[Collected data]
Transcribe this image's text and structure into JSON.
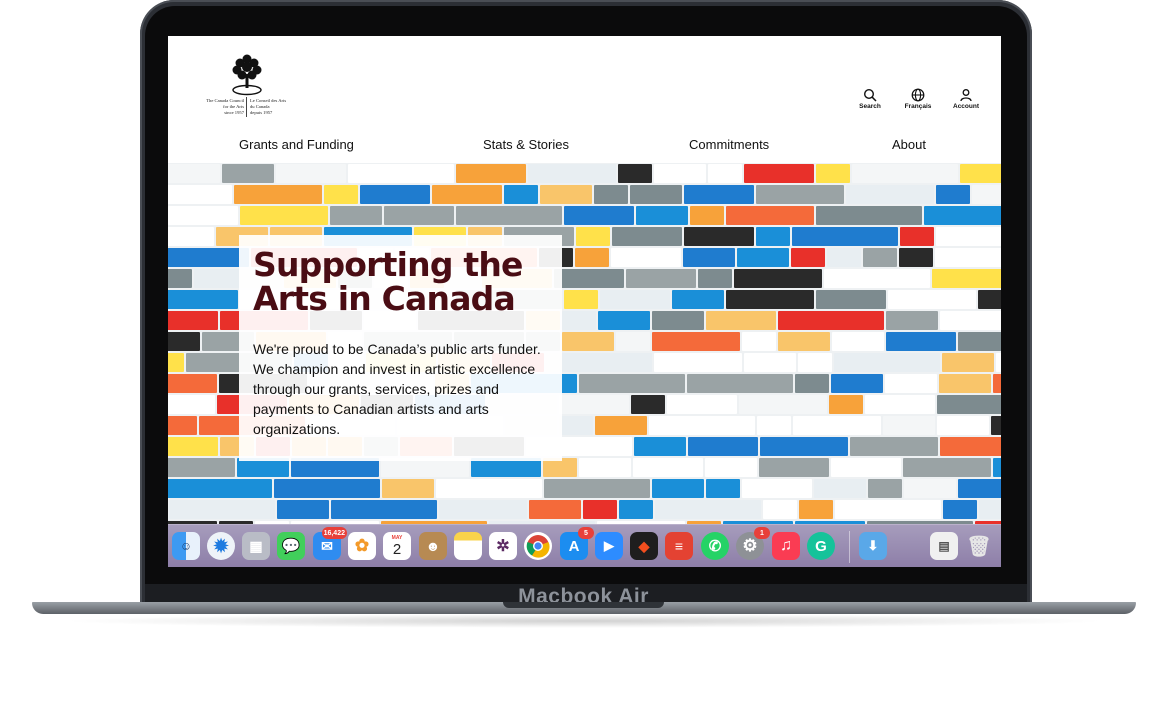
{
  "device": {
    "model_label": "Macbook Air"
  },
  "site": {
    "logo": {
      "english_text": "The Canada Council\nfor the Arts\nsince 1957",
      "french_text": "Le Conseil des Arts\ndu Canada\ndepuis 1957"
    },
    "utilities": {
      "search_label": "Search",
      "language_label": "Français",
      "account_label": "Account"
    },
    "nav": {
      "items": [
        "Grants and Funding",
        "Stats & Stories",
        "Commitments",
        "About"
      ]
    },
    "hero": {
      "title": "Supporting the Arts in Canada",
      "body": "We're proud to be Canada’s public arts funder. We champion and invest in artistic excellence through our grants, services, prizes and payments to Canadian artists and arts organizations."
    }
  },
  "dock": {
    "mail_badge": "16,422",
    "calendar_month": "MAY",
    "calendar_day": "2",
    "appstore_badge": "5",
    "settings_badge": "1",
    "apps": [
      "finder",
      "safari",
      "launchpad",
      "messages",
      "mail",
      "photos",
      "calendar",
      "contacts",
      "notes",
      "slack",
      "chrome",
      "app-store",
      "zoom",
      "figma",
      "todoist",
      "whatsapp",
      "system-settings",
      "music",
      "grammarly",
      "downloads",
      "preview",
      "trash"
    ]
  },
  "colors": {
    "title": "#4a0d14",
    "brick_red": "#e8302a",
    "brick_blue": "#1f7ccf",
    "brick_orange": "#f7a23a",
    "brick_gray": "#9aa3a5"
  }
}
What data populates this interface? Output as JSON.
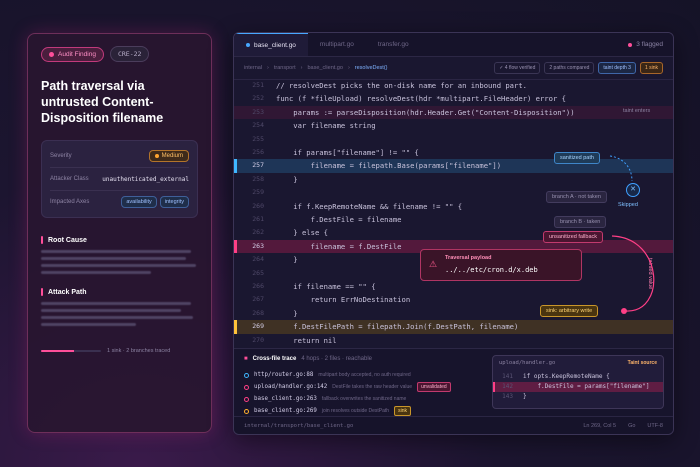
{
  "card": {
    "finding_chip": "Audit Finding",
    "id_chip": "CRE-22",
    "title": "Path traversal via untrusted Content-Disposition filename",
    "meta": [
      {
        "label": "Severity",
        "value": "Medium"
      },
      {
        "label": "Attacker Class",
        "value": "unauthenticated_external"
      },
      {
        "label": "Impacted Axes",
        "tags": [
          "availability",
          "integrity"
        ]
      }
    ],
    "section_root": "Root Cause",
    "section_attack": "Attack Path",
    "progress_text": "1 sink · 2 branches traced",
    "progress_fraction": 0.55
  },
  "editor": {
    "tabs": [
      "base_client.go",
      "multipart.go",
      "transfer.go"
    ],
    "active_tab": 0,
    "flagged": "3 flagged",
    "breadcrumb": [
      "internal",
      "transport",
      "base_client.go",
      "resolveDest()"
    ],
    "pills": [
      "4 flow verified",
      "2 paths compared",
      "taint depth 3",
      "1 sink"
    ],
    "lines": [
      {
        "n": "251",
        "code": "// resolveDest picks the on-disk name for an inbound part.",
        "style": ""
      },
      {
        "n": "252",
        "code": "func (f *fileUpload) resolveDest(hdr *multipart.FileHeader) error {",
        "style": ""
      },
      {
        "n": "253",
        "code": "    params := parseDisposition(hdr.Header.Get(\"Content-Disposition\"))",
        "style": "dim"
      },
      {
        "n": "254",
        "code": "    var filename string",
        "style": ""
      },
      {
        "n": "255",
        "code": "",
        "style": ""
      },
      {
        "n": "256",
        "code": "    if params[\"filename\"] != \"\" {",
        "style": ""
      },
      {
        "n": "257",
        "code": "        filename = filepath.Base(params[\"filename\"])",
        "style": "blue"
      },
      {
        "n": "258",
        "code": "    }",
        "style": ""
      },
      {
        "n": "259",
        "code": "",
        "style": ""
      },
      {
        "n": "260",
        "code": "    if f.KeepRemoteName && filename != \"\" {",
        "style": ""
      },
      {
        "n": "261",
        "code": "        f.DestFile = filename",
        "style": ""
      },
      {
        "n": "262",
        "code": "    } else {",
        "style": ""
      },
      {
        "n": "263",
        "code": "        filename = f.DestFile",
        "style": "red"
      },
      {
        "n": "264",
        "code": "    }",
        "style": ""
      },
      {
        "n": "265",
        "code": "",
        "style": ""
      },
      {
        "n": "266",
        "code": "    if filename == \"\" {",
        "style": ""
      },
      {
        "n": "267",
        "code": "        return ErrNoDestination",
        "style": ""
      },
      {
        "n": "268",
        "code": "    }",
        "style": ""
      },
      {
        "n": "269",
        "code": "    f.DestFilePath = filepath.Join(f.DestPath, filename)",
        "style": "yellow"
      },
      {
        "n": "270",
        "code": "    return nil",
        "style": ""
      },
      {
        "n": "271",
        "code": "}",
        "style": ""
      }
    ],
    "annotations": {
      "taint_enters": "taint enters",
      "sanitized": "sanitized path",
      "skipped": "Skipped",
      "branch_a": "branch A · not taken",
      "branch_b": "branch B · taken",
      "unsanitized": "unsanitized fallback",
      "sink": "sink: arbitrary write",
      "tainted_value": "tainted value"
    },
    "payload": {
      "title": "Traversal payload",
      "value": "../../etc/cron.d/x.deb"
    },
    "trace": {
      "title": "Cross-file trace",
      "subtitle": "4 hops · 2 files · reachable",
      "rows": [
        {
          "loc": "http/router.go:88",
          "desc": "multipart body accepted, no auth required",
          "tag": "",
          "color": "#3fb7ff"
        },
        {
          "loc": "upload/handler.go:142",
          "desc": "DestFile takes the raw header value",
          "tag": "unvalidated",
          "color": "#ff3f86"
        },
        {
          "loc": "base_client.go:263",
          "desc": "fallback overwrites the sanitized name",
          "tag": "",
          "color": "#ff3f86"
        },
        {
          "loc": "base_client.go:269",
          "desc": "join resolves outside DestPath",
          "tag": "sink",
          "color": "#ffb02e"
        }
      ]
    },
    "peek": {
      "file": "upload/handler.go",
      "source_label": "Taint source",
      "lines": [
        {
          "n": "141",
          "code": "if opts.KeepRemoteName {",
          "hl": false
        },
        {
          "n": "142",
          "code": "    f.DestFile = params[\"filename\"]",
          "hl": true
        },
        {
          "n": "143",
          "code": "}",
          "hl": false
        }
      ]
    },
    "status": {
      "path": "internal/transport/base_client.go",
      "pos": "Ln 269, Col 5",
      "lang": "Go",
      "enc": "UTF-8"
    }
  }
}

WHAT YOU HAVE TO DO:
Search the data above for the string "sink" and copy each line that has it.

TASK RESPONSE:
    "progress_text": "1 sink · 2 branches traced",
      "1 sink"
      "sink": "sink: arbitrary write",
          "tag": "sink",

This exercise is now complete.